*** LISTED ENTRIES

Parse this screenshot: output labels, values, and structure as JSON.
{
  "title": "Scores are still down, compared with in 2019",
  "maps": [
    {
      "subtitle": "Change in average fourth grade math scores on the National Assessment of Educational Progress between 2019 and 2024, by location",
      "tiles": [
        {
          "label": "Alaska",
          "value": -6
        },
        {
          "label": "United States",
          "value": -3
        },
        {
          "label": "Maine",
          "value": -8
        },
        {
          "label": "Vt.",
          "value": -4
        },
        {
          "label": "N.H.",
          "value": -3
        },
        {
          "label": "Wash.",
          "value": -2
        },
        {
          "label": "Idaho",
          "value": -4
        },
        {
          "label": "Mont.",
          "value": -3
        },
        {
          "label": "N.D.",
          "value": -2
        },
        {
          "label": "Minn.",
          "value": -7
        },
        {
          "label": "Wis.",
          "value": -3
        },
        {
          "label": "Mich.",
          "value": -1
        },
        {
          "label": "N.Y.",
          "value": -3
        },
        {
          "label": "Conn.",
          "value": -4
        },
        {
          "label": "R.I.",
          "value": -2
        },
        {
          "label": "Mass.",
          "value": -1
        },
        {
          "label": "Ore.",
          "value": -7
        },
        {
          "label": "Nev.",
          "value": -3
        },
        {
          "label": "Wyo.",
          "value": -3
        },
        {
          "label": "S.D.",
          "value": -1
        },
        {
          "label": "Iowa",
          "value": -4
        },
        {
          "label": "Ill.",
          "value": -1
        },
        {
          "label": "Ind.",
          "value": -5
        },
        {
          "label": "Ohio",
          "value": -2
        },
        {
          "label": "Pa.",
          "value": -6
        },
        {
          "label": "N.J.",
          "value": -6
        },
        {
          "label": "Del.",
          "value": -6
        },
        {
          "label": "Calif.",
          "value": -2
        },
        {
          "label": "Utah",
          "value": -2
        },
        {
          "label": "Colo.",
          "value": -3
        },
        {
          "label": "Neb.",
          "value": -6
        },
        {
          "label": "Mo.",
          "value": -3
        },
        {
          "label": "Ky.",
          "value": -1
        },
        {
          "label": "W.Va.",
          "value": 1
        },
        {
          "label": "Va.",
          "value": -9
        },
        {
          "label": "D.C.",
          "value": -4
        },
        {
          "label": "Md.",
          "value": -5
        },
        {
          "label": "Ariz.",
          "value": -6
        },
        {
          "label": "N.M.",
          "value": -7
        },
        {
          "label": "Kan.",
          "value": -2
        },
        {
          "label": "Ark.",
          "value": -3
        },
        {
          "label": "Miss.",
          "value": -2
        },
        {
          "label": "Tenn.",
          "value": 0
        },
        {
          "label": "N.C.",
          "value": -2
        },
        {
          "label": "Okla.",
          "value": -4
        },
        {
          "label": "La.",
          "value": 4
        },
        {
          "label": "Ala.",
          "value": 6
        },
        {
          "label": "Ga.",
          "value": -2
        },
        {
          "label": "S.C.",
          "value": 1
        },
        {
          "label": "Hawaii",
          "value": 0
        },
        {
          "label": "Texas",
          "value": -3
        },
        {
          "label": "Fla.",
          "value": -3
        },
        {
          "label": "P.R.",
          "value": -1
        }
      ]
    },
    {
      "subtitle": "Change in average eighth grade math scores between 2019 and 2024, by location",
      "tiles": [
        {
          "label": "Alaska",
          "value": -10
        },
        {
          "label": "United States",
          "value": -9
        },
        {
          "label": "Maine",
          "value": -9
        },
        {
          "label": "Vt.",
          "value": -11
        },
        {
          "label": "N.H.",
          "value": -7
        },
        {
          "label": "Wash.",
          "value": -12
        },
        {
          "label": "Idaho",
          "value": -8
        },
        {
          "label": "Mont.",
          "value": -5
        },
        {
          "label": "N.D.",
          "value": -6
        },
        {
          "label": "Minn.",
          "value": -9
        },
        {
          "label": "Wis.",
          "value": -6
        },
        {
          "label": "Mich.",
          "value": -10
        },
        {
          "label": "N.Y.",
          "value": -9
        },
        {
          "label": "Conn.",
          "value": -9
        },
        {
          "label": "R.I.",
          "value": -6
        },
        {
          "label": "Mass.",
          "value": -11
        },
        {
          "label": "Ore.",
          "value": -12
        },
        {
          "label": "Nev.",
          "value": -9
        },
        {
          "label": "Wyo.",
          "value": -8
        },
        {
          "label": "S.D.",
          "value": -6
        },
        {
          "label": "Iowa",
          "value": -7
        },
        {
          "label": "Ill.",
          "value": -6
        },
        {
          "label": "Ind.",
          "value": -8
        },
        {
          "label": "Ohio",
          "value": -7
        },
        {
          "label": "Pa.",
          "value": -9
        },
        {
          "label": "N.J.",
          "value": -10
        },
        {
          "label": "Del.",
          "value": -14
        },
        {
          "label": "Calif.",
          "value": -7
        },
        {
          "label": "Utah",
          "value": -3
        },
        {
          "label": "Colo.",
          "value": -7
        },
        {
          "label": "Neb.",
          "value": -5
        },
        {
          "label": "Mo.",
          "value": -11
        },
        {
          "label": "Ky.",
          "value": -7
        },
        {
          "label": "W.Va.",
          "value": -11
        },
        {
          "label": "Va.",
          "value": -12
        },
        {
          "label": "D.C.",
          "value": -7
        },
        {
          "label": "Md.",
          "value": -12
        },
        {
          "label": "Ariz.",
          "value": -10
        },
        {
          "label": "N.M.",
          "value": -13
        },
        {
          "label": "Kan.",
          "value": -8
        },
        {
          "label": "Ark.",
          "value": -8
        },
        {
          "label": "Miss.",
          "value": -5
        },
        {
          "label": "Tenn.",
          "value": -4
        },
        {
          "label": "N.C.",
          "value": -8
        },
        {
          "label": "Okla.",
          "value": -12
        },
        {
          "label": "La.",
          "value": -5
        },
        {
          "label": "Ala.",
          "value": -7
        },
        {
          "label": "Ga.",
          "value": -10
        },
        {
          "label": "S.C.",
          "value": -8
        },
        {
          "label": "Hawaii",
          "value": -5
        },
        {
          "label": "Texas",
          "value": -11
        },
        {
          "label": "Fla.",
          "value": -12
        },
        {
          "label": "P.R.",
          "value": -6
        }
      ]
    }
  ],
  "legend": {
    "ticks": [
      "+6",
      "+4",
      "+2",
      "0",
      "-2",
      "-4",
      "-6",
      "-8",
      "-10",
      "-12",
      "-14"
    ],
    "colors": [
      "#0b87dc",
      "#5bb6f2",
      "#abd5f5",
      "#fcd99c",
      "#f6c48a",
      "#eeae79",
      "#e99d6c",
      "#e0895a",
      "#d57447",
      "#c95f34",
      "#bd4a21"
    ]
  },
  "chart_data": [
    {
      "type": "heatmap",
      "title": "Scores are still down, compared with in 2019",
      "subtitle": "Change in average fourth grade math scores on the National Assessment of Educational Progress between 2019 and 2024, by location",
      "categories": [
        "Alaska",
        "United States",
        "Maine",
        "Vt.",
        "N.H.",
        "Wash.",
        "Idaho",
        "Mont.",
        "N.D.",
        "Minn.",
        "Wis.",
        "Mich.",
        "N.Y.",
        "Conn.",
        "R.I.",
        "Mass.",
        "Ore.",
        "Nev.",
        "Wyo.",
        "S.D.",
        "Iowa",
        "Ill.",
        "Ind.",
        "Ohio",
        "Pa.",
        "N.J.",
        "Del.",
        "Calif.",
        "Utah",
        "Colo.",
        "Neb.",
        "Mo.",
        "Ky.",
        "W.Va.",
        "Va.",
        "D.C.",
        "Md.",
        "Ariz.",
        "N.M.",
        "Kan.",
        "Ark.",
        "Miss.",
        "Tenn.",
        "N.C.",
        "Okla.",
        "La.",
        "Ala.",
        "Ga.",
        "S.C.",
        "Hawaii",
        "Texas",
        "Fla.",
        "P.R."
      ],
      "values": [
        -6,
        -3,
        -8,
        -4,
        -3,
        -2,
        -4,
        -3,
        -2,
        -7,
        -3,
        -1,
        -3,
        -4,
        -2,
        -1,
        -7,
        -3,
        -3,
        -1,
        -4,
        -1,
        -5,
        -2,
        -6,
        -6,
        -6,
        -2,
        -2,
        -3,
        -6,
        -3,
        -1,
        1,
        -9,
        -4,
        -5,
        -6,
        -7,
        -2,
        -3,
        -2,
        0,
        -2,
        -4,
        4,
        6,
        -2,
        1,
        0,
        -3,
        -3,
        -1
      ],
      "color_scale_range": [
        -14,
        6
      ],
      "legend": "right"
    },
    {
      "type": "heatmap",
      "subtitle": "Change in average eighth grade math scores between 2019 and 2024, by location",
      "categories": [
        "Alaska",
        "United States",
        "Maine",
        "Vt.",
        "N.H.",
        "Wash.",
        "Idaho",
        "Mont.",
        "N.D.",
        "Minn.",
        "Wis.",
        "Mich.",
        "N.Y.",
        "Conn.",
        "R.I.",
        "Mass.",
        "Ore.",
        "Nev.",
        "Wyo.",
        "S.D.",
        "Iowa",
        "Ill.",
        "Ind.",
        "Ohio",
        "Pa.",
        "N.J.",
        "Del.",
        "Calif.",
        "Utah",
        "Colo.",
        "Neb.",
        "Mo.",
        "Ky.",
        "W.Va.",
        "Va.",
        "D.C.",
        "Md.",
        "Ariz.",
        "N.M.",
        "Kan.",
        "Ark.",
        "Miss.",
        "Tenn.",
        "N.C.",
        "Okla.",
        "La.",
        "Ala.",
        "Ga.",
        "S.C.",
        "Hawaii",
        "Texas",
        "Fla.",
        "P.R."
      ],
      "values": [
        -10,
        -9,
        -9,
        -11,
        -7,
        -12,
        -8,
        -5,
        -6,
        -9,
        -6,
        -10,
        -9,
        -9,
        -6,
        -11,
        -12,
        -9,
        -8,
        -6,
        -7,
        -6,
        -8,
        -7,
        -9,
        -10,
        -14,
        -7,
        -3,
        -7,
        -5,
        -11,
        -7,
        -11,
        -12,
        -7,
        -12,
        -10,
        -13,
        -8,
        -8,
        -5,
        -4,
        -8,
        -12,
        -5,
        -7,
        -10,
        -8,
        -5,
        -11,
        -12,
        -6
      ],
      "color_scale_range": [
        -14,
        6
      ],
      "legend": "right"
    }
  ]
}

******

Search the lines for the word "still" and report how many contain it, by number only.

§ EXERCISE RESULT
2